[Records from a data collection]
__________________________________________________

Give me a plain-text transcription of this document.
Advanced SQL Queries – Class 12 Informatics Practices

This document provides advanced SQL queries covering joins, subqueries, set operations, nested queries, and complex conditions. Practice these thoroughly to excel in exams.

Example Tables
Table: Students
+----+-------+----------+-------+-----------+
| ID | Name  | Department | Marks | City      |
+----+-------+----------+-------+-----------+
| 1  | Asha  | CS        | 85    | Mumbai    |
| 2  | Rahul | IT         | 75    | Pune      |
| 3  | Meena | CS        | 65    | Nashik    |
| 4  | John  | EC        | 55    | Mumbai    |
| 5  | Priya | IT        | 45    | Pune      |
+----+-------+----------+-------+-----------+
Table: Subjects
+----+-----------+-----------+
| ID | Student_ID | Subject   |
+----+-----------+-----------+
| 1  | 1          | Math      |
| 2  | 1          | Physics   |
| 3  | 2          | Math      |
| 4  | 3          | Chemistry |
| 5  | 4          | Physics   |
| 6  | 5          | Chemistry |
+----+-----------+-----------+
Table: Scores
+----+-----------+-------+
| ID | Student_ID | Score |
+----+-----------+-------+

__________________________________________________

Copy out every line of the material above that mentions the word "Mumbai".

| 1  | Asha  | CS        | 85    | Mumbai    |
| 4  | John  | EC        | 55    | Mumbai    |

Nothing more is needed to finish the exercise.